(Records that describe figures)
****
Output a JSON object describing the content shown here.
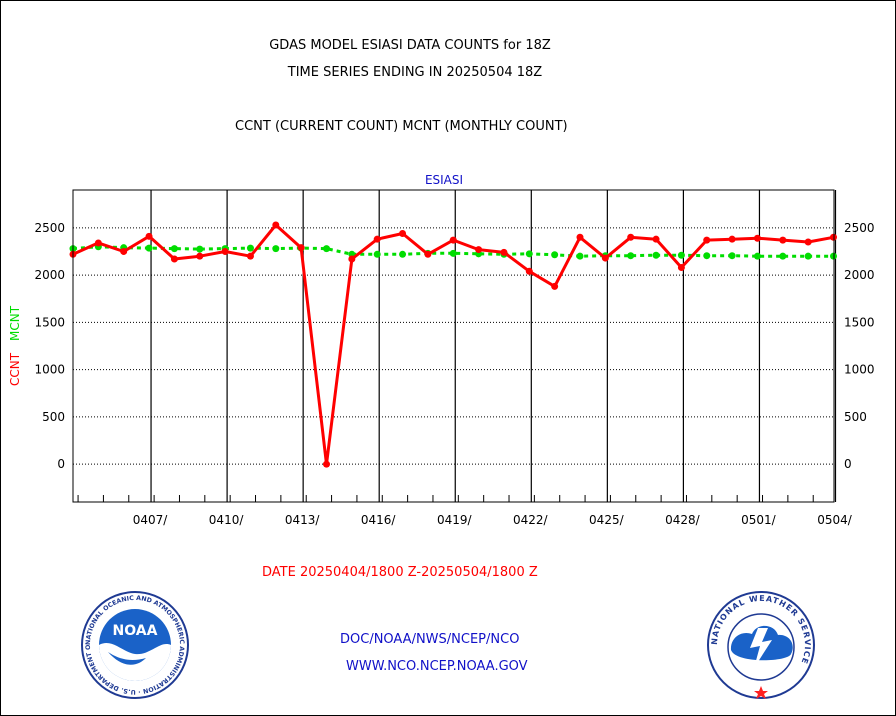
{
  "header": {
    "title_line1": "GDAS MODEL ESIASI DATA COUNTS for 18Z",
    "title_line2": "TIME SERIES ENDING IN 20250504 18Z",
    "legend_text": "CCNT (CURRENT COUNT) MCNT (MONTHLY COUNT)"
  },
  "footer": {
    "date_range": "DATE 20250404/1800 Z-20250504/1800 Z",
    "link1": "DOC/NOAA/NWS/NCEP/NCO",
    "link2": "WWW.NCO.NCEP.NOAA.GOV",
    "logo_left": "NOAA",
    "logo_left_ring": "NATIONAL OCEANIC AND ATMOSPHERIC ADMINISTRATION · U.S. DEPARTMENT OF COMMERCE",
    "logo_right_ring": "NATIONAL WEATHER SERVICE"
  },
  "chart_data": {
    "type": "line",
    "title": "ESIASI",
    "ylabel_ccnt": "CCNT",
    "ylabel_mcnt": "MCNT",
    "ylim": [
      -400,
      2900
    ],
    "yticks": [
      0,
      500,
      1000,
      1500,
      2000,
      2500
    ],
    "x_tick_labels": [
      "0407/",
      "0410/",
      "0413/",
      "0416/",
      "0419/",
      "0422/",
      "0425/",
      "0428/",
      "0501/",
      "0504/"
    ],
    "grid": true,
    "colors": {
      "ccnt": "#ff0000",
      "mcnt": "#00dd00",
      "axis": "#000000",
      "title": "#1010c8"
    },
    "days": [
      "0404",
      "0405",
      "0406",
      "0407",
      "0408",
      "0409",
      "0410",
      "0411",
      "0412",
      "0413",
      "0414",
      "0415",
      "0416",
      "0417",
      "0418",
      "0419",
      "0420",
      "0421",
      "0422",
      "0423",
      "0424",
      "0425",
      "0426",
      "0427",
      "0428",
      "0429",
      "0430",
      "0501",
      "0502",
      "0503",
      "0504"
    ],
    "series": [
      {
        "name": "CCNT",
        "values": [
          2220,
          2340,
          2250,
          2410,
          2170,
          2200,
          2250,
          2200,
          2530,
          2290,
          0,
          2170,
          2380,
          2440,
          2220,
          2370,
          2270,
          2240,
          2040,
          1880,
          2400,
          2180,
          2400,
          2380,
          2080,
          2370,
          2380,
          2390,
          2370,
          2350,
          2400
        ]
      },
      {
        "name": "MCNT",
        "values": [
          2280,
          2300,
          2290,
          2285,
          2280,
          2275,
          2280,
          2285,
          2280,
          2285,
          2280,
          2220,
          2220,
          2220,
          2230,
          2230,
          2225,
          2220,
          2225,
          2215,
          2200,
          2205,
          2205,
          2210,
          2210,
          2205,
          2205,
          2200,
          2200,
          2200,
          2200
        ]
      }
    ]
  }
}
****
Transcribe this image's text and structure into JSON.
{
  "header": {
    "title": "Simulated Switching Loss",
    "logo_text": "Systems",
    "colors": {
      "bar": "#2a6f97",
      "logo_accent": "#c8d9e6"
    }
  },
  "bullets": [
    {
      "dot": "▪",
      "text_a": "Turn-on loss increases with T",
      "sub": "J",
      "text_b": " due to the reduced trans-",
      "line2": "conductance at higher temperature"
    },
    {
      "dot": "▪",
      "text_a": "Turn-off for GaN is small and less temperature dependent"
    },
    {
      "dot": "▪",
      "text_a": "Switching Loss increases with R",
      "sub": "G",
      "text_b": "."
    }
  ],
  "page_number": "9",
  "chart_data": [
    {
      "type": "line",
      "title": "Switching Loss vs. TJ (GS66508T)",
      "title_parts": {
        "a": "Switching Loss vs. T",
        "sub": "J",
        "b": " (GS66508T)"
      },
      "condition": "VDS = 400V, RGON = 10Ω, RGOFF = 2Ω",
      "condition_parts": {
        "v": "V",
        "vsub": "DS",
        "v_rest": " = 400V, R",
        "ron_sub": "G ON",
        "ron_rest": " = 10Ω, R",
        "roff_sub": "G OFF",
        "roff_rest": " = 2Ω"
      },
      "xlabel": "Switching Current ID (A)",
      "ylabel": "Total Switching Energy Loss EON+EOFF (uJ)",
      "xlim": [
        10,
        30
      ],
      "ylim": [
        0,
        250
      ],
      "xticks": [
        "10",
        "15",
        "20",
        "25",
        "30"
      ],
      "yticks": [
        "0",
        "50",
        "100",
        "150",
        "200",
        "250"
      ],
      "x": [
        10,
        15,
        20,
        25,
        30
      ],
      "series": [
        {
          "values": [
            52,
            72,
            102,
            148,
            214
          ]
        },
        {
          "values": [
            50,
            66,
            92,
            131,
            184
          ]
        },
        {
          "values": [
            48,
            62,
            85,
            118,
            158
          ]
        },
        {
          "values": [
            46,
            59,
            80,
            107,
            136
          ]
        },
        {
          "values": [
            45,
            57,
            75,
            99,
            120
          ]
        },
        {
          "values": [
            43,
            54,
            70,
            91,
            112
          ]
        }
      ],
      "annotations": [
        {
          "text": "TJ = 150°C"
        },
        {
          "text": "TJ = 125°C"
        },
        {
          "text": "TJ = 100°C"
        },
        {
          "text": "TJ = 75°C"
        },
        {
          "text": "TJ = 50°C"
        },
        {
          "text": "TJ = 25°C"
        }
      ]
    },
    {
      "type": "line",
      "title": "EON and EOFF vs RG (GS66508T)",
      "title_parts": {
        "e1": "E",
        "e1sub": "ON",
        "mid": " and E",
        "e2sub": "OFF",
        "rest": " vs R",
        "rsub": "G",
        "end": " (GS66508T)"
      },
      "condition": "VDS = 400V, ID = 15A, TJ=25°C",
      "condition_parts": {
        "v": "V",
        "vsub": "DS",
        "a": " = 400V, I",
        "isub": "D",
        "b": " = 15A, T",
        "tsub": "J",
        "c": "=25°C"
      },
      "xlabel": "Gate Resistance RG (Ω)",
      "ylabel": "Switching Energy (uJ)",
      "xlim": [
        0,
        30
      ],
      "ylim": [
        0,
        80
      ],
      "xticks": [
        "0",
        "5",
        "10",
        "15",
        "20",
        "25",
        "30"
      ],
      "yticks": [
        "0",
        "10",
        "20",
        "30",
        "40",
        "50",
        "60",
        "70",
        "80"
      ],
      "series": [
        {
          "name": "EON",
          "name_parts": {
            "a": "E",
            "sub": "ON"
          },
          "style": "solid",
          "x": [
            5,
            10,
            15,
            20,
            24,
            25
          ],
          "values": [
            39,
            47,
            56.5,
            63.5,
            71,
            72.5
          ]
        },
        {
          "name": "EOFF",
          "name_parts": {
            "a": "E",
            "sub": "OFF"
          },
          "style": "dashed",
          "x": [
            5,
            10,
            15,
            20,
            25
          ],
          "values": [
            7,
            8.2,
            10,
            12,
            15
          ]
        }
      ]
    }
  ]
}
****
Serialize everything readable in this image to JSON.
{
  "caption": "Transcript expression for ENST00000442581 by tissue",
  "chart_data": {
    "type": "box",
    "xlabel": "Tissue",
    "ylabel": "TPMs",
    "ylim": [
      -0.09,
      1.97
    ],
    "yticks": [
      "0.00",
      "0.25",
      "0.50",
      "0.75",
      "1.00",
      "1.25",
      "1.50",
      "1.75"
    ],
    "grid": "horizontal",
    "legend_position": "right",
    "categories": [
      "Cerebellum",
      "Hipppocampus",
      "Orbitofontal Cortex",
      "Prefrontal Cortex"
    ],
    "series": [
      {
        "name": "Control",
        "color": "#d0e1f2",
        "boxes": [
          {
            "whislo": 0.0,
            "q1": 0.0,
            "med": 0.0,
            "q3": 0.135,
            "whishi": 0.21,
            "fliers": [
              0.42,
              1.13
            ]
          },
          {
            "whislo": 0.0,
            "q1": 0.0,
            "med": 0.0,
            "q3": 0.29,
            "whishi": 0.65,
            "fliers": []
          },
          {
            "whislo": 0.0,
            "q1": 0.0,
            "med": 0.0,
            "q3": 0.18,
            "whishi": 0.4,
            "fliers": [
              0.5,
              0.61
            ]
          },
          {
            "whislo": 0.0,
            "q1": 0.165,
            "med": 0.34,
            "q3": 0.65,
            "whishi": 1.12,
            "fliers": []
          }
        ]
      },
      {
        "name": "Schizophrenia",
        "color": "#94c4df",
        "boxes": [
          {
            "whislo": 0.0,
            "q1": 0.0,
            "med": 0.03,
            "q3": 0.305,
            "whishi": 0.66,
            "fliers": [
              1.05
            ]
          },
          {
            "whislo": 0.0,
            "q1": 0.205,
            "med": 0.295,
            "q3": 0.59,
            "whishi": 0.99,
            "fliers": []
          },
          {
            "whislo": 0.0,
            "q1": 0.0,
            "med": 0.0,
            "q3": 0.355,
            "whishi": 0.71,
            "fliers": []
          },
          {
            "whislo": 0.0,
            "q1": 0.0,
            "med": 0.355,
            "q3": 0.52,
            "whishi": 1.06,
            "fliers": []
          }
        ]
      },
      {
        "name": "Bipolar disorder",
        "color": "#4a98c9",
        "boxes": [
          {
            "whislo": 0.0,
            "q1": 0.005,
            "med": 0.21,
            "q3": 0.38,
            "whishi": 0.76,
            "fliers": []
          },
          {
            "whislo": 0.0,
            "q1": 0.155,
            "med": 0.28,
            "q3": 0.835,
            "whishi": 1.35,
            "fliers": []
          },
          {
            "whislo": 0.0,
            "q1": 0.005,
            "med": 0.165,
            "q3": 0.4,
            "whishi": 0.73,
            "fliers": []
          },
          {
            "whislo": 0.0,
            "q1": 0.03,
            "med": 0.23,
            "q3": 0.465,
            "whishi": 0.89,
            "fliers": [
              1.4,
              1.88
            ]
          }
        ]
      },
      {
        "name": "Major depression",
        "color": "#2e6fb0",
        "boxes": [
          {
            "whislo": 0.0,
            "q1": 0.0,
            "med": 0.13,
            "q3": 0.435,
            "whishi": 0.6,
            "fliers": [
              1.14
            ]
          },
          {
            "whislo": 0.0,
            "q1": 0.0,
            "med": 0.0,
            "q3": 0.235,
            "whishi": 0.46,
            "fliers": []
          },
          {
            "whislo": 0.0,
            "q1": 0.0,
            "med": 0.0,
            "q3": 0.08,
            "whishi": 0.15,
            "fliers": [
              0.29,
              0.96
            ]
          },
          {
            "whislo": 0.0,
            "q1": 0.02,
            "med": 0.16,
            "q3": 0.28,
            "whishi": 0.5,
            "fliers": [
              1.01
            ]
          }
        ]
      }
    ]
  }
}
****
TASK TO CARRY OUT> Identify the lines of the data that contain the word "Cortex". Copy each of them.

REPLY TO THE TASK>
      "Orbitofontal Cortex",
      "Prefrontal Cortex"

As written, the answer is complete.